**SET EXERCISE:**
Set down the whole listing verbatim.

**INPUT RECORDS:**

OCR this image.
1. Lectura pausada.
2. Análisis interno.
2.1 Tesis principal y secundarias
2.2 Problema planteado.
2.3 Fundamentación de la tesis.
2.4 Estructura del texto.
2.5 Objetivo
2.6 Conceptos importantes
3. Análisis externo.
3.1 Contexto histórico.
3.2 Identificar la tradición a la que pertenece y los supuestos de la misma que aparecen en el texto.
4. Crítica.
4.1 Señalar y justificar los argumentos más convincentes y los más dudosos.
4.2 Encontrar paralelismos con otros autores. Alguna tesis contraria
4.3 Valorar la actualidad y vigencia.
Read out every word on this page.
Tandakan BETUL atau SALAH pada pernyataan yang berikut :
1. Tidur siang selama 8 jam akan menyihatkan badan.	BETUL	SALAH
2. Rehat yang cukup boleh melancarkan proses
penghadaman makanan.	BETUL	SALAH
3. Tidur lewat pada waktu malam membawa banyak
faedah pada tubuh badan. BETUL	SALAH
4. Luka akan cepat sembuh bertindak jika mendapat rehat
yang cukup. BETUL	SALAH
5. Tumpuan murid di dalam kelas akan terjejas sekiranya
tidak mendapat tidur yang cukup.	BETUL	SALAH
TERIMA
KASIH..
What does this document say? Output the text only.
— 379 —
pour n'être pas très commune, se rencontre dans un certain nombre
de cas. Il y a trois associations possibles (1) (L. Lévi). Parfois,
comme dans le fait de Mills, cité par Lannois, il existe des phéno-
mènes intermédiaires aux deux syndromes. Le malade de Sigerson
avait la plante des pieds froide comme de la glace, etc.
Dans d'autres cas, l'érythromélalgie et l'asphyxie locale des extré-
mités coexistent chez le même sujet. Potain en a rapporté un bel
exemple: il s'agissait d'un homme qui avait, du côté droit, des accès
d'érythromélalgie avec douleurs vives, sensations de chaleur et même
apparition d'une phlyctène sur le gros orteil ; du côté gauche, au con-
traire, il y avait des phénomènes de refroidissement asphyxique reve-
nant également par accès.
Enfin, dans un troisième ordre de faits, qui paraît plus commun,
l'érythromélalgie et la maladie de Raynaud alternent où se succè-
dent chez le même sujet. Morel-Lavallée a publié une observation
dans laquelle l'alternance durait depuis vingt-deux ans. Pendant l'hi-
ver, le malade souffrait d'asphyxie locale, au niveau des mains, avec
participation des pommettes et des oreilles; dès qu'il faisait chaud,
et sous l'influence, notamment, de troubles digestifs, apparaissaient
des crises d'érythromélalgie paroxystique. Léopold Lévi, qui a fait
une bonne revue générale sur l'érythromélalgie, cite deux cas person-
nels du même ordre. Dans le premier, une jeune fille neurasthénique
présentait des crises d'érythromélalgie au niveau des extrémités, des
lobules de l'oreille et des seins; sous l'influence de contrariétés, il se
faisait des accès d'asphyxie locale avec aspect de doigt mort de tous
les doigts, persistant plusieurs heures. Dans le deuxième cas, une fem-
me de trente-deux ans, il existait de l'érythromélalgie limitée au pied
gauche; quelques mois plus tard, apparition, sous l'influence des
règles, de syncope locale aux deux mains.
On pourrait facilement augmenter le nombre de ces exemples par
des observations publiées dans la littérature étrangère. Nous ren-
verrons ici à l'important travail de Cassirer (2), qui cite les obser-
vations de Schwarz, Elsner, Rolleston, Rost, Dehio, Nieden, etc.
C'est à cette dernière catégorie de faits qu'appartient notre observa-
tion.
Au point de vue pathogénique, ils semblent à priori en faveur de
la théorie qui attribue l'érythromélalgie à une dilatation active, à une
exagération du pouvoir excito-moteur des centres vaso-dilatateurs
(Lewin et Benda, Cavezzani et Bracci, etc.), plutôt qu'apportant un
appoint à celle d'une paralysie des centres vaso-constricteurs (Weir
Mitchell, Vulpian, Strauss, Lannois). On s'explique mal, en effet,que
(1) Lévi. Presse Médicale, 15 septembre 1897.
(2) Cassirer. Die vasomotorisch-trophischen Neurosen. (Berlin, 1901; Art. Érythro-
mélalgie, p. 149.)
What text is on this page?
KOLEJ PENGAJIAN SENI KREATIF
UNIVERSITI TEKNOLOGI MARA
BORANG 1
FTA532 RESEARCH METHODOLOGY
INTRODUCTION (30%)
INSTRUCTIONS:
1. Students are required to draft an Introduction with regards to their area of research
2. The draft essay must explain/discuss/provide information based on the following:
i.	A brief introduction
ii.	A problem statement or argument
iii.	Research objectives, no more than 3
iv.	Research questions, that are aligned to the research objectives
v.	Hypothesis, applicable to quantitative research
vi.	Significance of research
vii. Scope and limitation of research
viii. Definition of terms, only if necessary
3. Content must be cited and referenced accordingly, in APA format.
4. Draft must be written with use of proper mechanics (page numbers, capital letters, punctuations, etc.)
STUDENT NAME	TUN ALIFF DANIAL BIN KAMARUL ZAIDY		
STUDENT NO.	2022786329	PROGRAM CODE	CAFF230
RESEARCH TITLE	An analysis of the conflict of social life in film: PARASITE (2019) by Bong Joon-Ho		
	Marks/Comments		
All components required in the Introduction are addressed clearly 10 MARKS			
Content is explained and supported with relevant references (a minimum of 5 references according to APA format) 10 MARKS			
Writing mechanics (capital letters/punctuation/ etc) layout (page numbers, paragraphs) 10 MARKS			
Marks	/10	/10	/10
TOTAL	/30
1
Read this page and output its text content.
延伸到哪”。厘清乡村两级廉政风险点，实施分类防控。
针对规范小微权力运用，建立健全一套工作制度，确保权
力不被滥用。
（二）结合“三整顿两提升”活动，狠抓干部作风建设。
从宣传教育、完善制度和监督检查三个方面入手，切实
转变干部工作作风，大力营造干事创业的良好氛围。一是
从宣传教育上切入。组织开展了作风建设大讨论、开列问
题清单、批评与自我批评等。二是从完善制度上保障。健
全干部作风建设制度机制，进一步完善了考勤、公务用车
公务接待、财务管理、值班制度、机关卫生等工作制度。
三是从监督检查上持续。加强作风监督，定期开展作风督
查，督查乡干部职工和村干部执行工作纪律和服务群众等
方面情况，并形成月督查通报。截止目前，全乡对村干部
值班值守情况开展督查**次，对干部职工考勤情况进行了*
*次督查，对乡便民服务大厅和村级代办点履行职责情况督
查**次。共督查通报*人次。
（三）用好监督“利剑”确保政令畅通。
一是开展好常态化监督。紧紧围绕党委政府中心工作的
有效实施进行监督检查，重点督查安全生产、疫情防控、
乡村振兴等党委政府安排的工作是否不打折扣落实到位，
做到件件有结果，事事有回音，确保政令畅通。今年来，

**EXERCISE ANSWER:**
OCR this image.
1. Lectura pausada.
2. Análisis interno.
2.1 Tesis principal y secundarias
2.2 Problema planteado.
2.3 Fundamentación de la tesis.
2.4 Estructura del texto.
2.5 Objetivo
2.6 Conceptos importantes
3. Análisis externo.
3.1 Contexto histórico.
3.2 Identificar la tradición a la que pertenece y los supuestos de la misma que aparecen en el texto.
4. Crítica.
4.1 Señalar y justificar los argumentos más convincentes y los más dudosos.
4.2 Encontrar paralelismos con otros autores. Alguna tesis contraria
4.3 Valorar la actualidad y vigencia.
Read out every word on this page.
Tandakan BETUL atau SALAH pada pernyataan yang berikut :
1. Tidur siang selama 8 jam akan menyihatkan badan.	BETUL	SALAH
2. Rehat yang cukup boleh melancarkan proses
penghadaman makanan.	BETUL	SALAH
3. Tidur lewat pada waktu malam membawa banyak
faedah pada tubuh badan. BETUL	SALAH
4. Luka akan cepat sembuh bertindak jika mendapat rehat
yang cukup. BETUL	SALAH
5. Tumpuan murid di dalam kelas akan terjejas sekiranya
tidak mendapat tidur yang cukup.	BETUL	SALAH
TERIMA
KASIH..
What does this document say? Output the text only.
— 379 —
pour n'être pas très commune, se rencontre dans un certain nombre
de cas. Il y a trois associations possibles (1) (L. Lévi). Parfois,
comme dans le fait de Mills, cité par Lannois, il existe des phéno-
mènes intermédiaires aux deux syndromes. Le malade de Sigerson
avait la plante des pieds froide comme de la glace, etc.
Dans d'autres cas, l'érythromélalgie et l'asphyxie locale des extré-
mités coexistent chez le même sujet. Potain en a rapporté un bel
exemple: il s'agissait d'un homme qui avait, du côté droit, des accès
d'érythromélalgie avec douleurs vives, sensations de chaleur et même
apparition d'une phlyctène sur le gros orteil ; du côté gauche, au con-
traire, il y avait des phénomènes de refroidissement asphyxique reve-
nant également par accès.
Enfin, dans un troisième ordre de faits, qui paraît plus commun,
l'érythromélalgie et la maladie de Raynaud alternent où se succè-
dent chez le même sujet. Morel-Lavallée a publié une observation
dans laquelle l'alternance durait depuis vingt-deux ans. Pendant l'hi-
ver, le malade souffrait d'asphyxie locale, au niveau des mains, avec
participation des pommettes et des oreilles; dès qu'il faisait chaud,
et sous l'influence, notamment, de troubles digestifs, apparaissaient
des crises d'érythromélalgie paroxystique. Léopold Lévi, qui a fait
une bonne revue générale sur l'érythromélalgie, cite deux cas person-
nels du même ordre. Dans le premier, une jeune fille neurasthénique
présentait des crises d'érythromélalgie au niveau des extrémités, des
lobules de l'oreille et des seins; sous l'influence de contrariétés, il se
faisait des accès d'asphyxie locale avec aspect de doigt mort de tous
les doigts, persistant plusieurs heures. Dans le deuxième cas, une fem-
me de trente-deux ans, il existait de l'érythromélalgie limitée au pied
gauche; quelques mois plus tard, apparition, sous l'influence des
règles, de syncope locale aux deux mains.
On pourrait facilement augmenter le nombre de ces exemples par
des observations publiées dans la littérature étrangère. Nous ren-
verrons ici à l'important travail de Cassirer (2), qui cite les obser-
vations de Schwarz, Elsner, Rolleston, Rost, Dehio, Nieden, etc.
C'est à cette dernière catégorie de faits qu'appartient notre observa-
tion.
Au point de vue pathogénique, ils semblent à priori en faveur de
la théorie qui attribue l'érythromélalgie à une dilatation active, à une
exagération du pouvoir excito-moteur des centres vaso-dilatateurs
(Lewin et Benda, Cavezzani et Bracci, etc.), plutôt qu'apportant un
appoint à celle d'une paralysie des centres vaso-constricteurs (Weir
Mitchell, Vulpian, Strauss, Lannois). On s'explique mal, en effet,que
(1) Lévi. Presse Médicale, 15 septembre 1897.
(2) Cassirer. Die vasomotorisch-trophischen Neurosen. (Berlin, 1901; Art. Érythro-
mélalgie, p. 149.)
What text is on this page?
KOLEJ PENGAJIAN SENI KREATIF
UNIVERSITI TEKNOLOGI MARA
BORANG 1
FTA532 RESEARCH METHODOLOGY
INTRODUCTION (30%)
INSTRUCTIONS:
1. Students are required to draft an Introduction with regards to their area of research
2. The draft essay must explain/discuss/provide information based on the following:
i.	A brief introduction
ii.	A problem statement or argument
iii.	Research objectives, no more than 3
iv.	Research questions, that are aligned to the research objectives
v.	Hypothesis, applicable to quantitative research
vi.	Significance of research
vii. Scope and limitation of research
viii. Definition of terms, only if necessary
3. Content must be cited and referenced accordingly, in APA format.
4. Draft must be written with use of proper mechanics (page numbers, capital letters, punctuations, etc.)
STUDENT NAME	TUN ALIFF DANIAL BIN KAMARUL ZAIDY		
STUDENT NO.	2022786329	PROGRAM CODE	CAFF230
RESEARCH TITLE	An analysis of the conflict of social life in film: PARASITE (2019) by Bong Joon-Ho		
	Marks/Comments		
All components required in the Introduction are addressed clearly 10 MARKS			
Content is explained and supported with relevant references (a minimum of 5 references according to APA format) 10 MARKS			
Writing mechanics (capital letters/punctuation/ etc) layout (page numbers, paragraphs) 10 MARKS			
Marks	/10	/10	/10
TOTAL	/30
1
Read this page and output its text content.
延伸到哪”。厘清乡村两级廉政风险点，实施分类防控。
针对规范小微权力运用，建立健全一套工作制度，确保权
力不被滥用。
（二）结合“三整顿两提升”活动，狠抓干部作风建设。
从宣传教育、完善制度和监督检查三个方面入手，切实
转变干部工作作风，大力营造干事创业的良好氛围。一是
从宣传教育上切入。组织开展了作风建设大讨论、开列问
题清单、批评与自我批评等。二是从完善制度上保障。健
全干部作风建设制度机制，进一步完善了考勤、公务用车
公务接待、财务管理、值班制度、机关卫生等工作制度。
三是从监督检查上持续。加强作风监督，定期开展作风督
查，督查乡干部职工和村干部执行工作纪律和服务群众等
方面情况，并形成月督查通报。截止目前，全乡对村干部
值班值守情况开展督查**次，对干部职工考勤情况进行了*
*次督查，对乡便民服务大厅和村级代办点履行职责情况督
查**次。共督查通报*人次。
（三）用好监督“利剑”确保政令畅通。
一是开展好常态化监督。紧紧围绕党委政府中心工作的
有效实施进行监督检查，重点督查安全生产、疫情防控、
乡村振兴等党委政府安排的工作是否不打折扣落实到位，
做到件件有结果，事事有回音，确保政令畅通。今年来，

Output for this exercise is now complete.